++++ Dataset content
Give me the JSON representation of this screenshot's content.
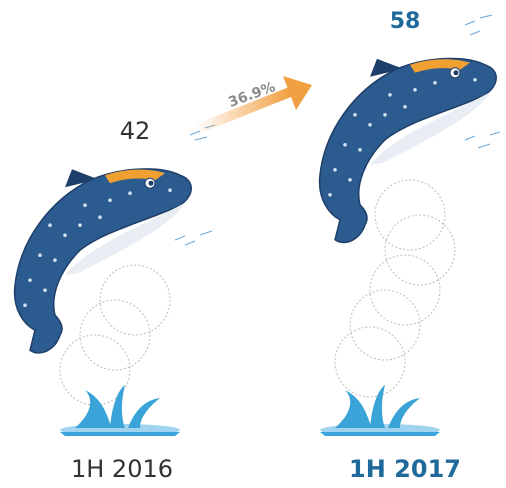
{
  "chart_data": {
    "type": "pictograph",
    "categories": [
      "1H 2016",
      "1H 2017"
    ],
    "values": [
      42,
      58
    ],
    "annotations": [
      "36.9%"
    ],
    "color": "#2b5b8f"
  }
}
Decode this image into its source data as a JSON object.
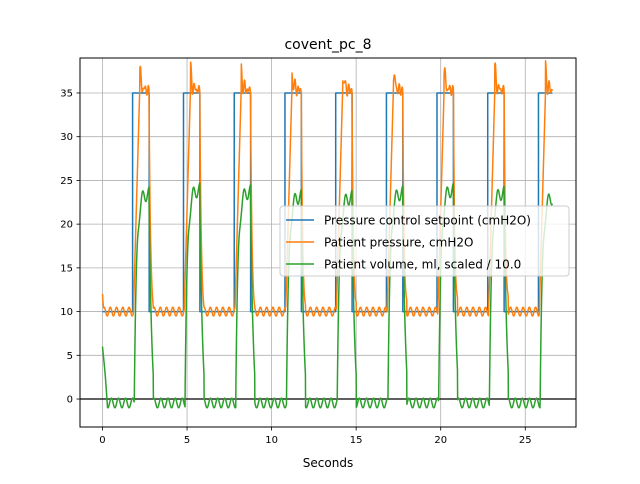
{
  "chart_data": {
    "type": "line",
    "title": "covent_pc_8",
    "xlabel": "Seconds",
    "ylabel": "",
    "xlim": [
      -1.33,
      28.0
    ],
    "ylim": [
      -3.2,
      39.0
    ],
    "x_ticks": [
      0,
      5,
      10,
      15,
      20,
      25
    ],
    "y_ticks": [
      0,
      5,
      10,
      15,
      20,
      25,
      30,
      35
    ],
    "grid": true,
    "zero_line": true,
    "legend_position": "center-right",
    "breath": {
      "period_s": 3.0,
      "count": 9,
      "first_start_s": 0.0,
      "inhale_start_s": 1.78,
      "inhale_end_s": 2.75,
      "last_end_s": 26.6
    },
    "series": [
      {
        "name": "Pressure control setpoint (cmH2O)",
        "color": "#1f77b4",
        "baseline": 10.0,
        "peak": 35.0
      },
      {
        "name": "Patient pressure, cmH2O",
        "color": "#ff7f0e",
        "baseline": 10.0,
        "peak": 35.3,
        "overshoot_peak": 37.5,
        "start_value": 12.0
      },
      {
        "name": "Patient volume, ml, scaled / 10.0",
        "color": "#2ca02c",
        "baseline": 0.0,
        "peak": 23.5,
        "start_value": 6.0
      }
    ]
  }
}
++++++++
Find every line that has "this" in it, then return those lines.

(Response)
Give me the JSON representation of this screenshot's content.
Decode this image into its source data as a JSON object.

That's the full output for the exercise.